_Selected extract_
>>>

Garrett Griffith is an American professional wrestler. He is signed to the professional wrestling promotion All Elite Wrestling (AEW), where he performs under the ring name Griff Garrison. Griffith is one-half of the tag team the Varsity Blonds alongside Brian Pillman Jr.

Early life 
Garrison was born in Austell, Georgia, relocating to North Carolina as a youth. He attended North Davidson High School in Welcome, North Carolina, graduating in 2016. While in high school he played American football as a wide receiver. He went on to attend Guilford College in Greensboro, North Carolina, graduating in 2020 with a bachelor's degree in education and history. During his time at Guilford College, he played American football for the Guilford Quakers.

Professional wrestling career 
Garrison was trained by LaBron Kozone, debuting in 2016. He initially wrestled for Fire Star Pro Wrestling in his home state of North Carolina. He also appeared with promotions such as the Georgia-based Anarchy Wrestling and Southern Fried Championship Wrestling, winning a variety of championships. In 2019, he began appearing with Ring of Honor. From 2018 to 2020, Garrison teamed with his former schoolmate Markus Cross as "Master and the Machine".

<<<

A block of data
>>>

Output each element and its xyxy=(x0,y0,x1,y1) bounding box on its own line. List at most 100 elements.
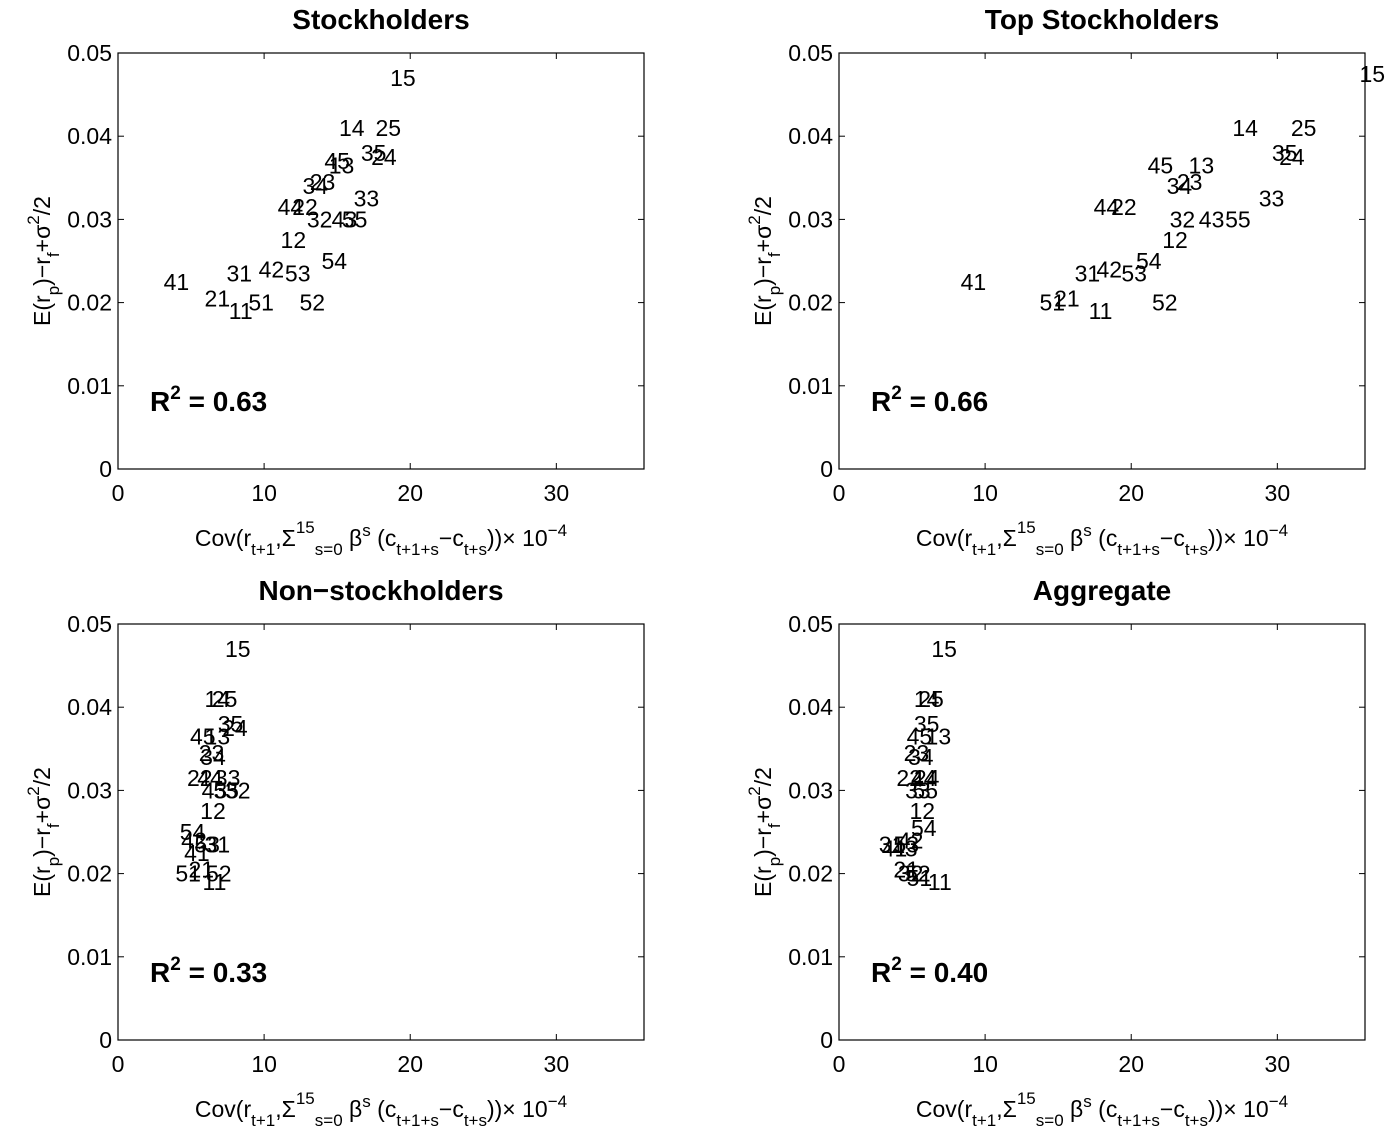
r-squared-symbol: R xyxy=(871,957,891,988)
chart-title: Stockholders xyxy=(292,4,469,35)
data-point-label: 31 xyxy=(226,260,252,286)
axis-label-part: 15 xyxy=(296,1089,315,1108)
axis-label-part: p xyxy=(44,857,63,866)
data-point-label: 55 xyxy=(213,777,239,803)
axis-label-part: β xyxy=(1064,525,1084,551)
data-point-label: 25 xyxy=(918,686,944,712)
data-point-label: 32 xyxy=(1170,206,1196,232)
data-point-label: 21 xyxy=(188,856,214,882)
axis-label-part: f xyxy=(765,252,784,257)
data-point-label: 13 xyxy=(926,723,952,749)
data-point-label: 45 xyxy=(1148,152,1174,178)
axis-label-part: s=0 xyxy=(315,540,343,559)
chart-title: Non−stockholders xyxy=(258,575,503,606)
x-tick-label: 20 xyxy=(397,480,423,506)
r-squared-value: = 0.63 xyxy=(181,386,267,417)
data-point-label: 21 xyxy=(205,285,231,311)
plot-frame xyxy=(838,52,1366,470)
x-tick-label: 10 xyxy=(251,480,277,506)
data-point-label: 45 xyxy=(907,723,933,749)
x-tick-label: 20 xyxy=(397,1051,423,1077)
data-point-label: 43 xyxy=(332,206,358,232)
axis-label-part: (c xyxy=(1092,525,1118,551)
r-squared-symbol: R xyxy=(871,386,891,417)
axis-label-part: (c xyxy=(1092,1096,1118,1122)
data-point-label: 51 xyxy=(907,865,933,891)
plot-frame xyxy=(117,52,645,470)
y-tick-label: 0.02 xyxy=(788,861,833,887)
data-point-label: 11 xyxy=(229,298,253,324)
data-point-label: 55 xyxy=(912,777,938,803)
x-tick-label: 0 xyxy=(112,480,125,506)
x-axis-label: Cov(rt+1,Σ15s=0 βs (ct+1+s−ct+s))× 10−4 xyxy=(916,518,1288,559)
axis-label-part: β xyxy=(343,525,363,551)
data-point-label: 22 xyxy=(896,765,922,791)
data-point-label: 44 xyxy=(911,765,937,791)
axis-label-part: +σ xyxy=(29,796,55,824)
axis-label-part: (c xyxy=(371,525,397,551)
axis-label-part: t+1 xyxy=(972,540,996,559)
chart-title: Top Stockholders xyxy=(985,4,1219,35)
axis-label-part: ,Σ xyxy=(275,525,296,551)
data-point-label: 44 xyxy=(1094,194,1120,220)
data-point-label: 42 xyxy=(898,827,924,853)
r-squared-value: = 0.33 xyxy=(181,957,267,988)
axis-label-part: s xyxy=(362,521,371,540)
data-point-label: 31 xyxy=(1075,260,1101,286)
x-tick-label: 0 xyxy=(112,1051,125,1077)
data-point-label: 31 xyxy=(205,831,231,857)
axis-label-part: ))× 10 xyxy=(487,1096,548,1122)
axis-label-part: 2 xyxy=(745,215,764,224)
axis-label-part: ,Σ xyxy=(996,1096,1017,1122)
data-point-label: 13 xyxy=(205,723,231,749)
axis-label-part: t+1+s xyxy=(396,1111,439,1130)
data-point-label: 32 xyxy=(225,777,251,803)
data-point-label: 34 xyxy=(1167,173,1193,199)
y-tick-label: 0.05 xyxy=(788,611,833,637)
data-point-label: 14 xyxy=(1232,115,1258,141)
axis-label-part: 2 xyxy=(24,215,43,224)
data-point-label: 35 xyxy=(361,140,387,166)
data-point-label: 25 xyxy=(376,115,402,141)
axis-label-part: −4 xyxy=(548,521,567,540)
data-point-label: 23 xyxy=(904,740,930,766)
x-tick-label: 10 xyxy=(251,1051,277,1077)
axis-label-part: s xyxy=(1083,521,1092,540)
data-point-label: 15 xyxy=(931,636,957,662)
data-point-label: 54 xyxy=(1136,248,1162,274)
data-point-label: 23 xyxy=(1177,169,1203,195)
r-squared-exponent: 2 xyxy=(170,954,181,975)
y-tick-label: 0.03 xyxy=(67,206,112,232)
data-point-label: 34 xyxy=(200,744,226,770)
r-squared-annotation: R2 = 0.40 xyxy=(871,954,988,988)
r-squared-annotation: R2 = 0.63 xyxy=(150,383,267,417)
r-squared-exponent: 2 xyxy=(891,383,902,404)
data-point-label: 45 xyxy=(324,148,350,174)
x-axis-label: Cov(rt+1,Σ15s=0 βs (ct+1+s−ct+s))× 10−4 xyxy=(195,1089,567,1130)
axis-label-part: 15 xyxy=(1017,1089,1036,1108)
x-tick-label: 10 xyxy=(972,1051,998,1077)
data-point-label: 35 xyxy=(218,711,244,737)
data-point-label: 22 xyxy=(292,194,318,220)
axis-label-part: +σ xyxy=(750,225,776,253)
axis-label-part: )−r xyxy=(29,257,55,286)
data-point-label: 53 xyxy=(194,831,220,857)
data-point-label: 44 xyxy=(278,194,304,220)
data-point-label: 53 xyxy=(1121,260,1147,286)
axis-label-part: t+1 xyxy=(972,1111,996,1130)
axis-label-part: E(r xyxy=(750,866,776,897)
chart-panel: 0 10 20 30 0 0.01 0.02 0.03 0.04 0.05 Non−stockhol… xyxy=(24,575,645,1130)
data-point-label: 34 xyxy=(302,173,328,199)
x-tick-label: 30 xyxy=(544,1051,570,1077)
data-point-label: 12 xyxy=(281,227,307,253)
y-tick-label: 0.03 xyxy=(788,206,833,232)
data-point-label: 14 xyxy=(914,686,940,712)
data-point-label: 51 xyxy=(1040,290,1066,316)
y-tick-label: 0.03 xyxy=(788,777,833,803)
axis-label-part: )−r xyxy=(29,828,55,857)
y-tick-label: 0.04 xyxy=(788,123,833,149)
data-point-label: 13 xyxy=(329,152,355,178)
data-point-label: 41 xyxy=(184,840,210,866)
axis-label-part: t+1 xyxy=(251,1111,275,1130)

<<<

Using the profile of Garrett Griffith, answer the following:
1. In which town was the high school Griffith attended?
2. Which degree did Griffith earn at Guilford College, and in what year?
3. Who trained Griffith for professional wrestling?

1. Welcome, North Carolina
2. A bachelor's degree in education and history, in 2020
3. LaBron Kozone